** Begin **
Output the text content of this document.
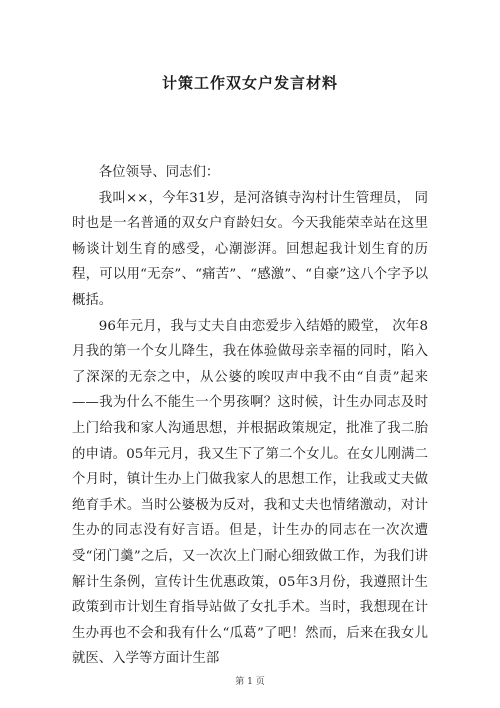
计策工作双女户发言材料

各位领导、同志们：

我叫××，今年31岁，是河洛镇寺沟村计生管理员， 同时也是一名普通的双女户育龄妇女。今天我能荣幸站在这里畅谈计划生育的感受，心潮澎湃。回想起我计划生育的历程，可以用“无奈”、“痛苦”、“感激”、“自豪”这八个字予以概括。

96年元月，我与丈夫自由恋爱步入结婚的殿堂， 次年8月我的第一个女儿降生，我在体验做母亲幸福的同时，陷入了深深的无奈之中，从公婆的唉叹声中我不由“自责”起来——我为什么不能生一个男孩啊？这时候，计生办同志及时上门给我和家人沟通思想，并根据政策规定，批准了我二胎的申请。05年元月，我又生下了第二个女儿。在女儿刚满二个月时，镇计生办上门做我家人的思想工作，让我或丈夫做绝育手术。当时公婆极为反对，我和丈夫也情绪激动，对计生办的同志没有好言语。但是，计生办的同志在一次次遭受“闭门羹”之后，又一次次上门耐心细致做工作，为我们讲解计生条例，宣传计生优惠政策，05年3月份，我遵照计生政策到市计划生育指导站做了女扎手术。当时，我想现在计生办再也不会和我有什么“瓜葛”了吧！然而，后来在我女儿就医、入学等方面计生部

第 1 页
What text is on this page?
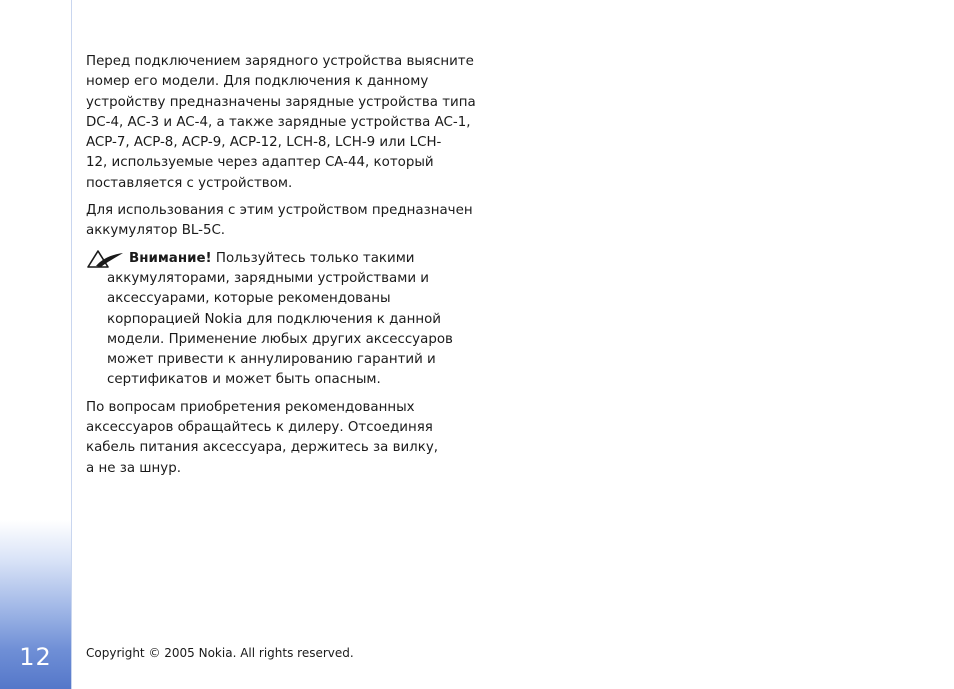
12

Перед подключением зарядного устройства выясните
номер его модели. Для подключения к данному
устройству предназначены зарядные устройства типа
DC-4, AC-3 и AC-4, а также зарядные устройства AC-1,
ACP-7, ACP-8, ACP-9, ACP-12, LCH-8, LCH-9 или LCH-
12, используемые через адаптер CA-44, который
поставляется с устройством.

Для использования с этим устройством предназначен
аккумулятор BL-5C.

Внимание! Пользуйтесь только такими
аккумуляторами, зарядными устройствами и
аксессуарами, которые рекомендованы
корпорацией Nokia для подключения к данной
модели. Применение любых других аксессуаров
может привести к аннулированию гарантий и
сертификатов и может быть опасным.

По вопросам приобретения рекомендованных
аксессуаров обращайтесь к дилеру. Отсоединяя
кабель питания аксессуара, держитесь за вилку,
а не за шнур.

Copyright © 2005 Nokia. All rights reserved.
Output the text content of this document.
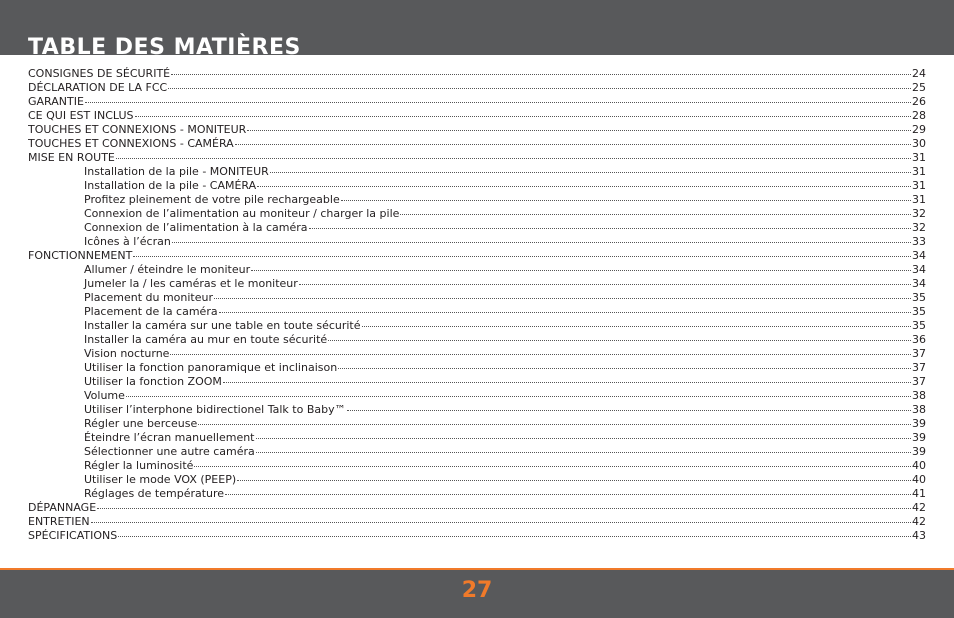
TABLE DES MATIÈRES
CONSIGNES DE SÉCURITÉ	24
DÉCLARATION DE LA FCC	25
GARANTIE	26
CE QUI EST INCLUS	28
TOUCHES ET CONNEXIONS - MONITEUR	29
TOUCHES ET CONNEXIONS - CAMÉRA	30
MISE EN ROUTE	31
Installation de la pile - MONITEUR	31
Installation de la pile - CAMÉRA	31
Profitez pleinement de votre pile rechargeable	31
Connexion de l’alimentation au moniteur / charger la pile	32
Connexion de l’alimentation à la caméra	32
Icônes à l’écran	33
FONCTIONNEMENT	34
Allumer / éteindre le moniteur	34
Jumeler la / les caméras et le moniteur	34
Placement du moniteur	35
Placement de la caméra	35
Installer la caméra sur une table en toute sécurité	35
Installer la caméra au mur en toute sécurité	36
Vision nocturne	37
Utiliser la fonction panoramique et inclinaison	37
Utiliser la fonction ZOOM	37
Volume	38
Utiliser l’interphone bidirectionel Talk to Baby™	38
Régler une berceuse	39
Éteindre l’écran manuellement	39
Sélectionner une autre caméra	39
Régler la luminosité	40
Utiliser le mode VOX (PEEP)	40
Réglages de température	41
DÉPANNAGE	42
ENTRETIEN	42
SPÉCIFICATIONS	43
27
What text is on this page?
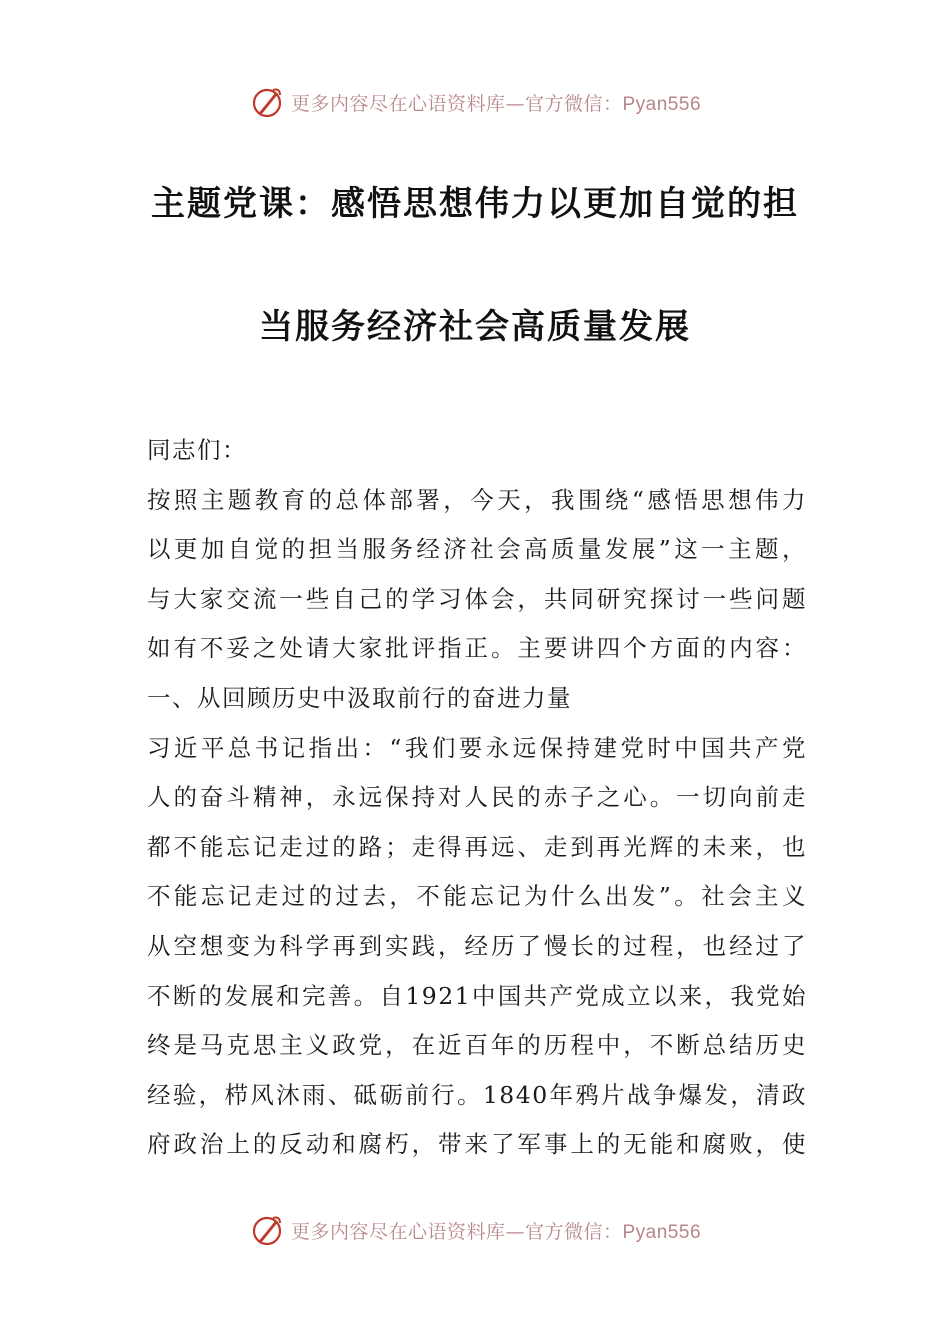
更多内容尽在心语资料库—官方微信：Pyan556
主题党课：感悟思想伟力以更加自觉的担
当服务经济社会高质量发展
同志们：
按照主题教育的总体部署，今天，我围绕“感悟思想伟力
以更加自觉的担当服务经济社会高质量发展”这一主题，
与大家交流一些自己的学习体会，共同研究探讨一些问题
如有不妥之处请大家批评指正。主要讲四个方面的内容：
一、从回顾历史中汲取前行的奋进力量
习近平总书记指出：“我们要永远保持建党时中国共产党
人的奋斗精神，永远保持对人民的赤子之心。一切向前走
都不能忘记走过的路；走得再远、走到再光辉的未来，也
不能忘记走过的过去，不能忘记为什么出发”。社会主义
从空想变为科学再到实践，经历了慢长的过程，也经过了
不断的发展和完善。自1921中国共产党成立以来，我党始
终是马克思主义政党，在近百年的历程中，不断总结历史
经验，栉风沐雨、砥砺前行。1840年鸦片战争爆发，清政
府政治上的反动和腐朽，带来了军事上的无能和腐败，使
更多内容尽在心语资料库—官方微信：Pyan556
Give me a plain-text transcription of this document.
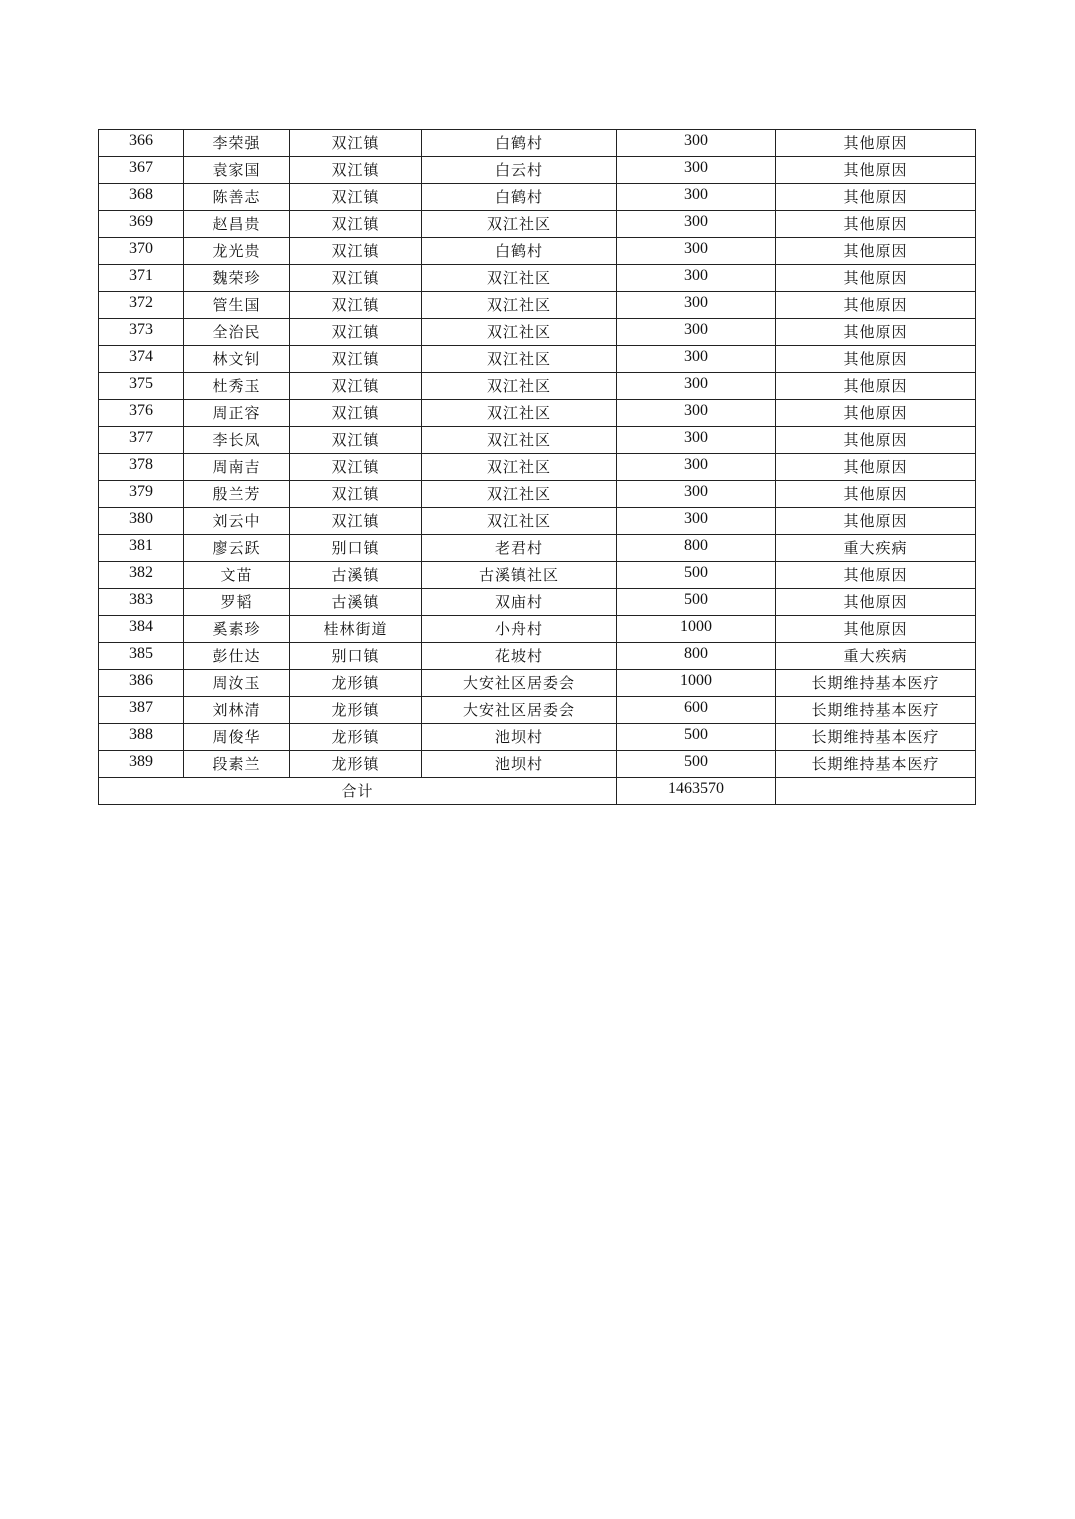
366	李荣强	双江镇	白鹤村	300	其他原因
367	袁家国	双江镇	白云村	300	其他原因
368	陈善志	双江镇	白鹤村	300	其他原因
369	赵昌贵	双江镇	双江社区	300	其他原因
370	龙光贵	双江镇	白鹤村	300	其他原因
371	魏荣珍	双江镇	双江社区	300	其他原因
372	管生国	双江镇	双江社区	300	其他原因
373	全治民	双江镇	双江社区	300	其他原因
374	林文钊	双江镇	双江社区	300	其他原因
375	杜秀玉	双江镇	双江社区	300	其他原因
376	周正容	双江镇	双江社区	300	其他原因
377	李长凤	双江镇	双江社区	300	其他原因
378	周南吉	双江镇	双江社区	300	其他原因
379	殷兰芳	双江镇	双江社区	300	其他原因
380	刘云中	双江镇	双江社区	300	其他原因
381	廖云跃	别口镇	老君村	800	重大疾病
382	文苗	古溪镇	古溪镇社区	500	其他原因
383	罗韬	古溪镇	双庙村	500	其他原因
384	奚素珍	桂林街道	小舟村	1000	其他原因
385	彭仕达	别口镇	花坡村	800	重大疾病
386	周汝玉	龙形镇	大安社区居委会	1000	长期维持基本医疗
387	刘林清	龙形镇	大安社区居委会	600	长期维持基本医疗
388	周俊华	龙形镇	池坝村	500	长期维持基本医疗
389	段素兰	龙形镇	池坝村	500	长期维持基本医疗
合计				1463570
** End **
■ **Stated goal**
Copy each line of the records that contains the word "Nokia".

■ **Exercise output**
корпорацией Nokia для подключения к данной
Copyright © 2005 Nokia. All rights reserved.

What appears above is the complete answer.